Task objective. Below is a block of records: output all of them exactly and leave out the pictures.

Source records
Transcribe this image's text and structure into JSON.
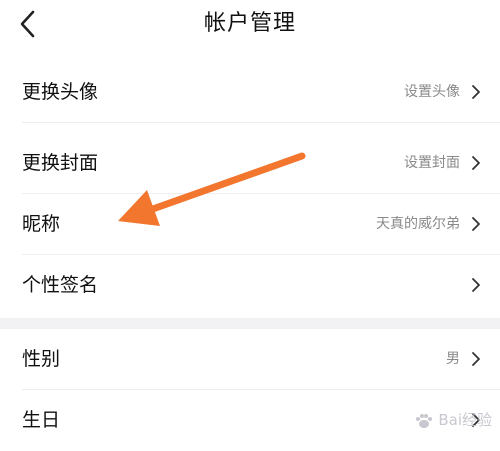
{
  "header": {
    "title": "帐户管理",
    "back_icon": "chevron-left-icon"
  },
  "rows": [
    {
      "label": "更换头像",
      "value": "设置头像"
    },
    {
      "label": "更换封面",
      "value": "设置封面"
    },
    {
      "label": "昵称",
      "value": "天真的威尔弟"
    },
    {
      "label": "个性签名",
      "value": ""
    },
    {
      "label": "性别",
      "value": "男"
    },
    {
      "label": "生日",
      "value": ""
    }
  ],
  "annotation": {
    "arrow_color": "#f2762e",
    "arrow_icon": "annotation-arrow-icon"
  },
  "watermark": {
    "text": "Bai经验",
    "icon": "paw-icon"
  },
  "colors": {
    "background": "#ffffff",
    "section_gap": "#f2f2f4",
    "secondary_text": "#8a8a8a",
    "divider": "#eeeeee"
  }
}
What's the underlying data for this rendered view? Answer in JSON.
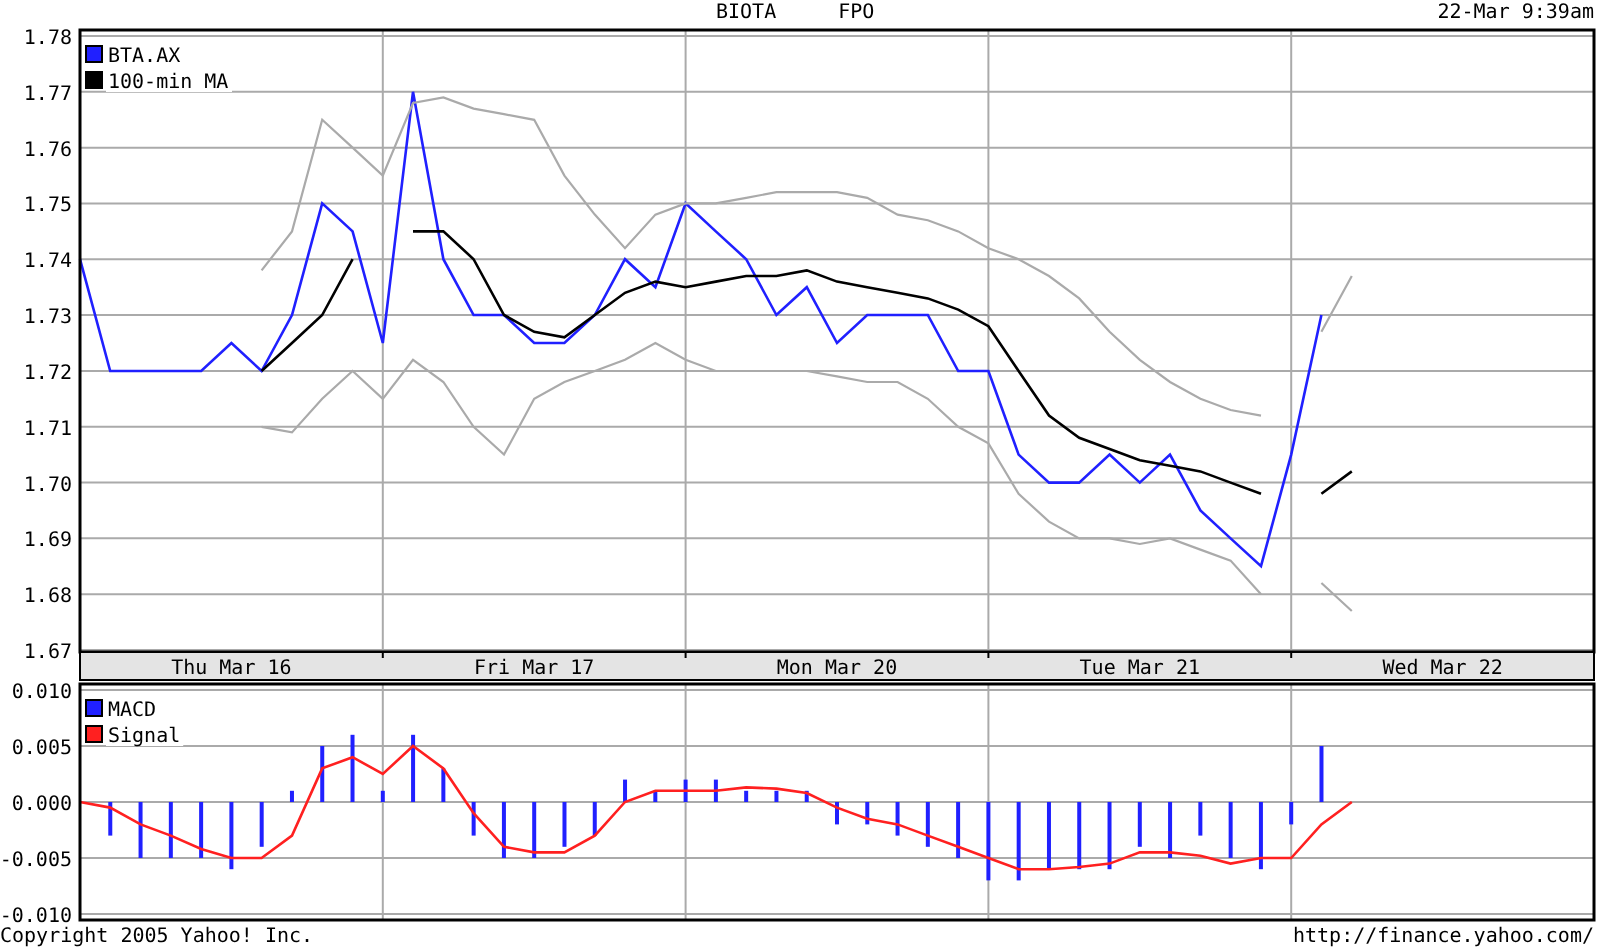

Task output.
Transcribe this image's text and structure into JSON.
{
  "header": {
    "title": "帐户管理",
    "back_icon": "chevron-left-icon"
  },
  "rows": [
    {
      "label": "更换头像",
      "value": "设置头像"
    },
    {
      "label": "更换封面",
      "value": "设置封面"
    },
    {
      "label": "昵称",
      "value": "天真的威尔弟"
    },
    {
      "label": "个性签名",
      "value": ""
    },
    {
      "label": "性别",
      "value": "男"
    },
    {
      "label": "生日",
      "value": ""
    }
  ],
  "annotation": {
    "arrow_color": "#f2762e",
    "arrow_icon": "annotation-arrow-icon"
  },
  "watermark": {
    "text": "Bai经验",
    "icon": "paw-icon"
  },
  "colors": {
    "background": "#ffffff",
    "section_gap": "#f2f2f4",
    "secondary_text": "#8a8a8a",
    "divider": "#eeeeee"
  }
}
What's the underlying data for this rendered view? Answer in JSON.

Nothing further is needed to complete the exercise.